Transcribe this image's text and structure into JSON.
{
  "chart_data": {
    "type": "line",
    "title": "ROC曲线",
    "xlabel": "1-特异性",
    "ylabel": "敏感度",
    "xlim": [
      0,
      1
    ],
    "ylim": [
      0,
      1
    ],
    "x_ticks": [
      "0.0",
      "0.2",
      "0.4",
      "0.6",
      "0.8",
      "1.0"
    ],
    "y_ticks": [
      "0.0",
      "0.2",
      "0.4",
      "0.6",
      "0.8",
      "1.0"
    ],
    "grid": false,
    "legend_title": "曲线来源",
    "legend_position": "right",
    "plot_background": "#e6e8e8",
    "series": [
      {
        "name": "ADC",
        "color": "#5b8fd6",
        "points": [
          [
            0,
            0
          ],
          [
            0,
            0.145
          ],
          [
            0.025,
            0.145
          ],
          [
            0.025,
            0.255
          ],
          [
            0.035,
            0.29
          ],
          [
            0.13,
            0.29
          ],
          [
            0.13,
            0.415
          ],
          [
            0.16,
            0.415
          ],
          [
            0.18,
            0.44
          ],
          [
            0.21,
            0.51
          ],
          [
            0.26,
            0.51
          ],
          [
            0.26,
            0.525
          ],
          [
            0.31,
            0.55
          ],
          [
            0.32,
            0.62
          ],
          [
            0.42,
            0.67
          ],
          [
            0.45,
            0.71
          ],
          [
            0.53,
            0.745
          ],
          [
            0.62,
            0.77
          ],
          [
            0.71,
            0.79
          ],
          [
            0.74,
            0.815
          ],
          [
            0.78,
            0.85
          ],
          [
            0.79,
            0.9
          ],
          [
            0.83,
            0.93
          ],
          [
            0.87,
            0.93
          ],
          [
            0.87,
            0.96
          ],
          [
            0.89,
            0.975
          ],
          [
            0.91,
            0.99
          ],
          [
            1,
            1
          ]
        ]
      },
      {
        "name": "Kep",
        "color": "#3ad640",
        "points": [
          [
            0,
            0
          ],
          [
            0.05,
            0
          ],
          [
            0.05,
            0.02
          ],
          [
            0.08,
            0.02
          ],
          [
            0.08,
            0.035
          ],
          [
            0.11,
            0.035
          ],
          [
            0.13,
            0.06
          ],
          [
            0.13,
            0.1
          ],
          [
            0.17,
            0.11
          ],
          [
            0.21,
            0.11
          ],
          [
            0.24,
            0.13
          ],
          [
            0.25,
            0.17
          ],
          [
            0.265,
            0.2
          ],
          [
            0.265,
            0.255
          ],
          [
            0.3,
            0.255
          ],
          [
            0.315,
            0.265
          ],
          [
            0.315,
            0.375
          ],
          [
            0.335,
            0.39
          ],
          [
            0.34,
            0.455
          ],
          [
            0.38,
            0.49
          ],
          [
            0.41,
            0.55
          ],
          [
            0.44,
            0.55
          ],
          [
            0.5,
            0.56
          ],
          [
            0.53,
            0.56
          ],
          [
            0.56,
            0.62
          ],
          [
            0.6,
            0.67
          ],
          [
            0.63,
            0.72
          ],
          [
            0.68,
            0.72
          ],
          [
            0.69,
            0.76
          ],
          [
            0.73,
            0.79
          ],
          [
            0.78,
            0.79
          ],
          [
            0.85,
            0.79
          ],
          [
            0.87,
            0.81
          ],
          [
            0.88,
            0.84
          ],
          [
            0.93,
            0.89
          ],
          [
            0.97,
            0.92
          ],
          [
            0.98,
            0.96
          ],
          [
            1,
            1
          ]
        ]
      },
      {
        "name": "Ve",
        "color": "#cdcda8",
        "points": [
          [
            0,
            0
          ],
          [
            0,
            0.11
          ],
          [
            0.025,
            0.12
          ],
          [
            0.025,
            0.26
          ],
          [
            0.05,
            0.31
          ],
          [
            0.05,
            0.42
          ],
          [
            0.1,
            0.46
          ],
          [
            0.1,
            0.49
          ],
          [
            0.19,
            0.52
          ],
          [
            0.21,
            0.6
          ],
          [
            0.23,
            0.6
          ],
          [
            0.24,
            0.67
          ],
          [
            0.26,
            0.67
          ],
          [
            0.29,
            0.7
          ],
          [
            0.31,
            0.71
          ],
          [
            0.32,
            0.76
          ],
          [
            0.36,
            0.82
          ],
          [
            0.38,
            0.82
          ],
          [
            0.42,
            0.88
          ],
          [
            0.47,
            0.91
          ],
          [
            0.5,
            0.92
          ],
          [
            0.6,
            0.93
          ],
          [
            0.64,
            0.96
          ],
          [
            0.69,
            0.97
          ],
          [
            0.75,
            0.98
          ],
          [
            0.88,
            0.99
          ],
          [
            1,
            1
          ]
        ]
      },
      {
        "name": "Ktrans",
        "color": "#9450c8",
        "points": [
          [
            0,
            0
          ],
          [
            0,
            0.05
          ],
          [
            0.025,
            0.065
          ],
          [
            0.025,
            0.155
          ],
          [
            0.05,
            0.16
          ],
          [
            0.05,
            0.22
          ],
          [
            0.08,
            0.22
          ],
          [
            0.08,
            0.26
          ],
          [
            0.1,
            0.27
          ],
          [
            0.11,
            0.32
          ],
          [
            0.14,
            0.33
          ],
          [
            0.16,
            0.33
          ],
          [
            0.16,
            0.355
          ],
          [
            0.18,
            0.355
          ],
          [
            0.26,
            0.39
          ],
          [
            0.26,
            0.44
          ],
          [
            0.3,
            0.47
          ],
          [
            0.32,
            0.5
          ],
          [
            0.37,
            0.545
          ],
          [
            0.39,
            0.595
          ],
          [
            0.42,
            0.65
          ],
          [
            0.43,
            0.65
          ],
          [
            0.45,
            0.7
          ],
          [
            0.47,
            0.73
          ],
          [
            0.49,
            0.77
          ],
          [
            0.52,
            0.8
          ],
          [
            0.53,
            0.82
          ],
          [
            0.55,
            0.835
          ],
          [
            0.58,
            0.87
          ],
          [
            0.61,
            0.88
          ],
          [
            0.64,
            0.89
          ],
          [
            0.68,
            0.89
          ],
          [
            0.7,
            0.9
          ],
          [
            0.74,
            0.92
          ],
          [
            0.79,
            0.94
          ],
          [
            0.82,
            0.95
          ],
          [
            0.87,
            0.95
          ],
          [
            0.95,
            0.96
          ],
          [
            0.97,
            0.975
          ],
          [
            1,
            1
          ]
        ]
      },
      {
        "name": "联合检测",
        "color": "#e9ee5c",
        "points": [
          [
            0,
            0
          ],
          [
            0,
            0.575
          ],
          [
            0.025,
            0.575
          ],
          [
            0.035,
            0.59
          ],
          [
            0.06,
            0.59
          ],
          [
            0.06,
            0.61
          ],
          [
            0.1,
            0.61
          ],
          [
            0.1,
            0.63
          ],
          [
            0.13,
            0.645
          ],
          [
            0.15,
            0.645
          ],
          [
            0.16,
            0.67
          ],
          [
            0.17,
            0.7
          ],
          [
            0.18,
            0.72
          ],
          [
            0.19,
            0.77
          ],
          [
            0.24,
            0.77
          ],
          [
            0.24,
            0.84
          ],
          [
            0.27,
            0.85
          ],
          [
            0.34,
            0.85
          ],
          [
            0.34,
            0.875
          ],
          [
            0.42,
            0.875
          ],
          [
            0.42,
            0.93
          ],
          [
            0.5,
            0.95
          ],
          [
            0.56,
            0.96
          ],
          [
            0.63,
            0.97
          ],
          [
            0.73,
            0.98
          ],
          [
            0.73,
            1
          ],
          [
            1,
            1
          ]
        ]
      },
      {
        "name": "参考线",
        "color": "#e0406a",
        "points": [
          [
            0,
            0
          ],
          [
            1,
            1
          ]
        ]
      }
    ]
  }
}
+ + + + +
TASK DESCRIPTION »
Print all of the entries exactly as they are written.

FINAL RESULT »
Transcribe this image's text and structure into JSON.
{
  "chart_data": {
    "type": "line",
    "title": "ROC曲线",
    "xlabel": "1-特异性",
    "ylabel": "敏感度",
    "xlim": [
      0,
      1
    ],
    "ylim": [
      0,
      1
    ],
    "x_ticks": [
      "0.0",
      "0.2",
      "0.4",
      "0.6",
      "0.8",
      "1.0"
    ],
    "y_ticks": [
      "0.0",
      "0.2",
      "0.4",
      "0.6",
      "0.8",
      "1.0"
    ],
    "grid": false,
    "legend_title": "曲线来源",
    "legend_position": "right",
    "plot_background": "#e6e8e8",
    "series": [
      {
        "name": "ADC",
        "color": "#5b8fd6",
        "points": [
          [
            0,
            0
          ],
          [
            0,
            0.145
          ],
          [
            0.025,
            0.145
          ],
          [
            0.025,
            0.255
          ],
          [
            0.035,
            0.29
          ],
          [
            0.13,
            0.29
          ],
          [
            0.13,
            0.415
          ],
          [
            0.16,
            0.415
          ],
          [
            0.18,
            0.44
          ],
          [
            0.21,
            0.51
          ],
          [
            0.26,
            0.51
          ],
          [
            0.26,
            0.525
          ],
          [
            0.31,
            0.55
          ],
          [
            0.32,
            0.62
          ],
          [
            0.42,
            0.67
          ],
          [
            0.45,
            0.71
          ],
          [
            0.53,
            0.745
          ],
          [
            0.62,
            0.77
          ],
          [
            0.71,
            0.79
          ],
          [
            0.74,
            0.815
          ],
          [
            0.78,
            0.85
          ],
          [
            0.79,
            0.9
          ],
          [
            0.83,
            0.93
          ],
          [
            0.87,
            0.93
          ],
          [
            0.87,
            0.96
          ],
          [
            0.89,
            0.975
          ],
          [
            0.91,
            0.99
          ],
          [
            1,
            1
          ]
        ]
      },
      {
        "name": "Kep",
        "color": "#3ad640",
        "points": [
          [
            0,
            0
          ],
          [
            0.05,
            0
          ],
          [
            0.05,
            0.02
          ],
          [
            0.08,
            0.02
          ],
          [
            0.08,
            0.035
          ],
          [
            0.11,
            0.035
          ],
          [
            0.13,
            0.06
          ],
          [
            0.13,
            0.1
          ],
          [
            0.17,
            0.11
          ],
          [
            0.21,
            0.11
          ],
          [
            0.24,
            0.13
          ],
          [
            0.25,
            0.17
          ],
          [
            0.265,
            0.2
          ],
          [
            0.265,
            0.255
          ],
          [
            0.3,
            0.255
          ],
          [
            0.315,
            0.265
          ],
          [
            0.315,
            0.375
          ],
          [
            0.335,
            0.39
          ],
          [
            0.34,
            0.455
          ],
          [
            0.38,
            0.49
          ],
          [
            0.41,
            0.55
          ],
          [
            0.44,
            0.55
          ],
          [
            0.5,
            0.56
          ],
          [
            0.53,
            0.56
          ],
          [
            0.56,
            0.62
          ],
          [
            0.6,
            0.67
          ],
          [
            0.63,
            0.72
          ],
          [
            0.68,
            0.72
          ],
          [
            0.69,
            0.76
          ],
          [
            0.73,
            0.79
          ],
          [
            0.78,
            0.79
          ],
          [
            0.85,
            0.79
          ],
          [
            0.87,
            0.81
          ],
          [
            0.88,
            0.84
          ],
          [
            0.93,
            0.89
          ],
          [
            0.97,
            0.92
          ],
          [
            0.98,
            0.96
          ],
          [
            1,
            1
          ]
        ]
      },
      {
        "name": "Ve",
        "color": "#cdcda8",
        "points": [
          [
            0,
            0
          ],
          [
            0,
            0.11
          ],
          [
            0.025,
            0.12
          ],
          [
            0.025,
            0.26
          ],
          [
            0.05,
            0.31
          ],
          [
            0.05,
            0.42
          ],
          [
            0.1,
            0.46
          ],
          [
            0.1,
            0.49
          ],
          [
            0.19,
            0.52
          ],
          [
            0.21,
            0.6
          ],
          [
            0.23,
            0.6
          ],
          [
            0.24,
            0.67
          ],
          [
            0.26,
            0.67
          ],
          [
            0.29,
            0.7
          ],
          [
            0.31,
            0.71
          ],
          [
            0.32,
            0.76
          ],
          [
            0.36,
            0.82
          ],
          [
            0.38,
            0.82
          ],
          [
            0.42,
            0.88
          ],
          [
            0.47,
            0.91
          ],
          [
            0.5,
            0.92
          ],
          [
            0.6,
            0.93
          ],
          [
            0.64,
            0.96
          ],
          [
            0.69,
            0.97
          ],
          [
            0.75,
            0.98
          ],
          [
            0.88,
            0.99
          ],
          [
            1,
            1
          ]
        ]
      },
      {
        "name": "Ktrans",
        "color": "#9450c8",
        "points": [
          [
            0,
            0
          ],
          [
            0,
            0.05
          ],
          [
            0.025,
            0.065
          ],
          [
            0.025,
            0.155
          ],
          [
            0.05,
            0.16
          ],
          [
            0.05,
            0.22
          ],
          [
            0.08,
            0.22
          ],
          [
            0.08,
            0.26
          ],
          [
            0.1,
            0.27
          ],
          [
            0.11,
            0.32
          ],
          [
            0.14,
            0.33
          ],
          [
            0.16,
            0.33
          ],
          [
            0.16,
            0.355
          ],
          [
            0.18,
            0.355
          ],
          [
            0.26,
            0.39
          ],
          [
            0.26,
            0.44
          ],
          [
            0.3,
            0.47
          ],
          [
            0.32,
            0.5
          ],
          [
            0.37,
            0.545
          ],
          [
            0.39,
            0.595
          ],
          [
            0.42,
            0.65
          ],
          [
            0.43,
            0.65
          ],
          [
            0.45,
            0.7
          ],
          [
            0.47,
            0.73
          ],
          [
            0.49,
            0.77
          ],
          [
            0.52,
            0.8
          ],
          [
            0.53,
            0.82
          ],
          [
            0.55,
            0.835
          ],
          [
            0.58,
            0.87
          ],
          [
            0.61,
            0.88
          ],
          [
            0.64,
            0.89
          ],
          [
            0.68,
            0.89
          ],
          [
            0.7,
            0.9
          ],
          [
            0.74,
            0.92
          ],
          [
            0.79,
            0.94
          ],
          [
            0.82,
            0.95
          ],
          [
            0.87,
            0.95
          ],
          [
            0.95,
            0.96
          ],
          [
            0.97,
            0.975
          ],
          [
            1,
            1
          ]
        ]
      },
      {
        "name": "联合检测",
        "color": "#e9ee5c",
        "points": [
          [
            0,
            0
          ],
          [
            0,
            0.575
          ],
          [
            0.025,
            0.575
          ],
          [
            0.035,
            0.59
          ],
          [
            0.06,
            0.59
          ],
          [
            0.06,
            0.61
          ],
          [
            0.1,
            0.61
          ],
          [
            0.1,
            0.63
          ],
          [
            0.13,
            0.645
          ],
          [
            0.15,
            0.645
          ],
          [
            0.16,
            0.67
          ],
          [
            0.17,
            0.7
          ],
          [
            0.18,
            0.72
          ],
          [
            0.19,
            0.77
          ],
          [
            0.24,
            0.77
          ],
          [
            0.24,
            0.84
          ],
          [
            0.27,
            0.85
          ],
          [
            0.34,
            0.85
          ],
          [
            0.34,
            0.875
          ],
          [
            0.42,
            0.875
          ],
          [
            0.42,
            0.93
          ],
          [
            0.5,
            0.95
          ],
          [
            0.56,
            0.96
          ],
          [
            0.63,
            0.97
          ],
          [
            0.73,
            0.98
          ],
          [
            0.73,
            1
          ],
          [
            1,
            1
          ]
        ]
      },
      {
        "name": "参考线",
        "color": "#e0406a",
        "points": [
          [
            0,
            0
          ],
          [
            1,
            1
          ]
        ]
      }
    ]
  }
}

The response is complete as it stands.